_Source data:_
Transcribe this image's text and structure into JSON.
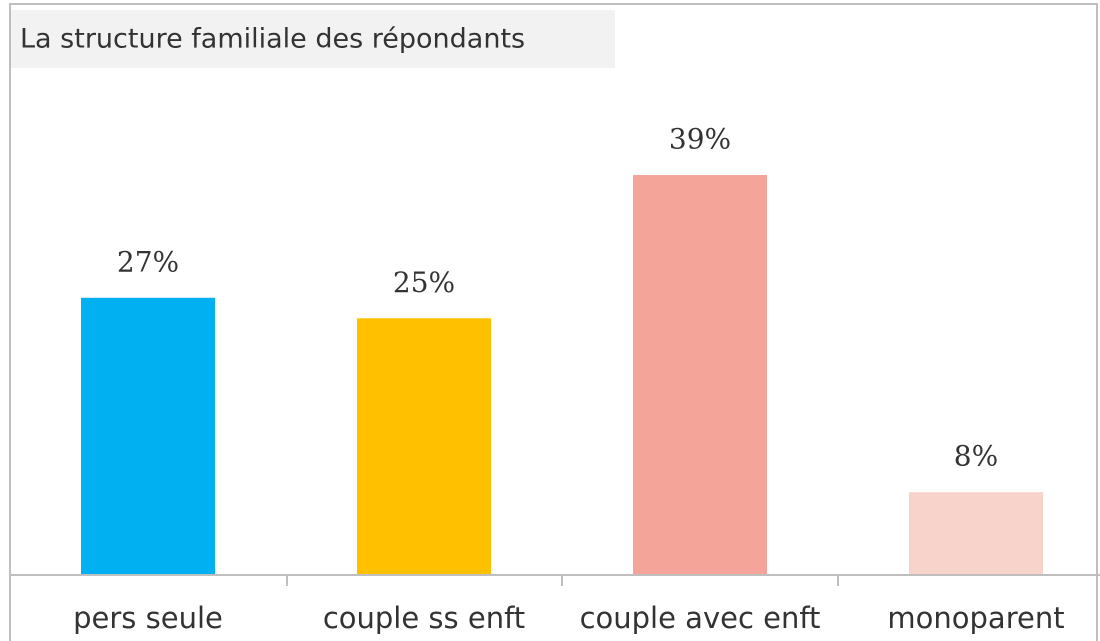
{
  "chart_data": {
    "type": "bar",
    "title": "La structure familiale des répondants",
    "categories": [
      "pers seule",
      "couple ss enft",
      "couple avec enft",
      "monoparent"
    ],
    "values": [
      27,
      25,
      39,
      8
    ],
    "value_labels": [
      "27%",
      "25%",
      "39%",
      "8%"
    ],
    "colors": [
      "#00b0f0",
      "#ffc000",
      "#f4a498",
      "#f8d3cc"
    ]
  }
}
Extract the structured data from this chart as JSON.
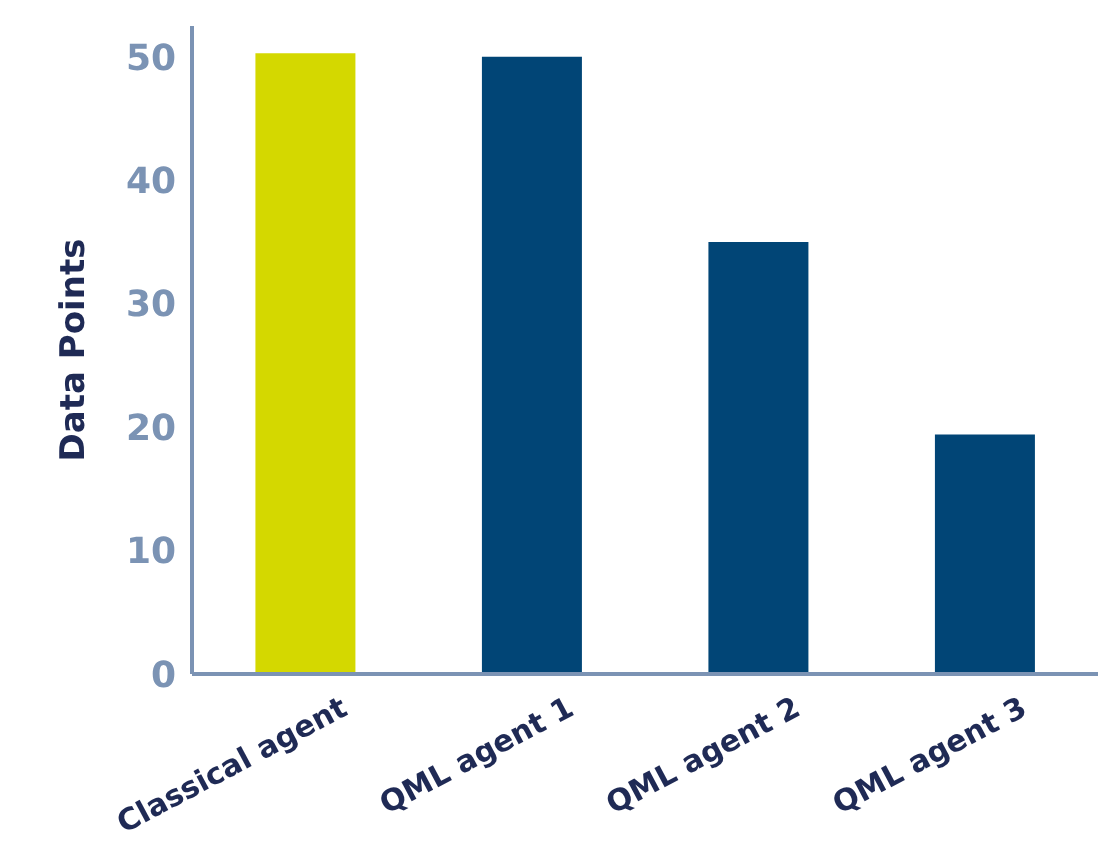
{
  "chart_data": {
    "type": "bar",
    "ylabel": "Data Points",
    "categories": [
      "Classical agent",
      "QML agent 1",
      "QML agent 2",
      "QML agent 3"
    ],
    "values": [
      50.3,
      50,
      35,
      19.4
    ],
    "colors": [
      "#d4d800",
      "#014576",
      "#014576",
      "#014576"
    ],
    "ylim": [
      0,
      52.5
    ],
    "yticks": [
      0,
      10,
      20,
      30,
      40,
      50
    ],
    "grid": false,
    "legend": false
  }
}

_Short exercise:_
Copy every line of the data word for word, omitting the images.

_Complete answer:_
Transcribe this image's text and structure into JSON.
{
  "chart_data": {
    "type": "bar",
    "title": "La structure familiale des répondants",
    "categories": [
      "pers seule",
      "couple ss enft",
      "couple avec enft",
      "monoparent"
    ],
    "values": [
      27,
      25,
      39,
      8
    ],
    "value_labels": [
      "27%",
      "25%",
      "39%",
      "8%"
    ],
    "colors": [
      "#00b0f0",
      "#ffc000",
      "#f4a498",
      "#f8d3cc"
    ]
  }
}
Extract the structured data from this chart as JSON.
{
  "chart_data": {
    "type": "bar",
    "ylabel": "Data Points",
    "categories": [
      "Classical agent",
      "QML agent 1",
      "QML agent 2",
      "QML agent 3"
    ],
    "values": [
      50.3,
      50,
      35,
      19.4
    ],
    "colors": [
      "#d4d800",
      "#014576",
      "#014576",
      "#014576"
    ],
    "ylim": [
      0,
      52.5
    ],
    "yticks": [
      0,
      10,
      20,
      30,
      40,
      50
    ],
    "grid": false,
    "legend": false
  }
}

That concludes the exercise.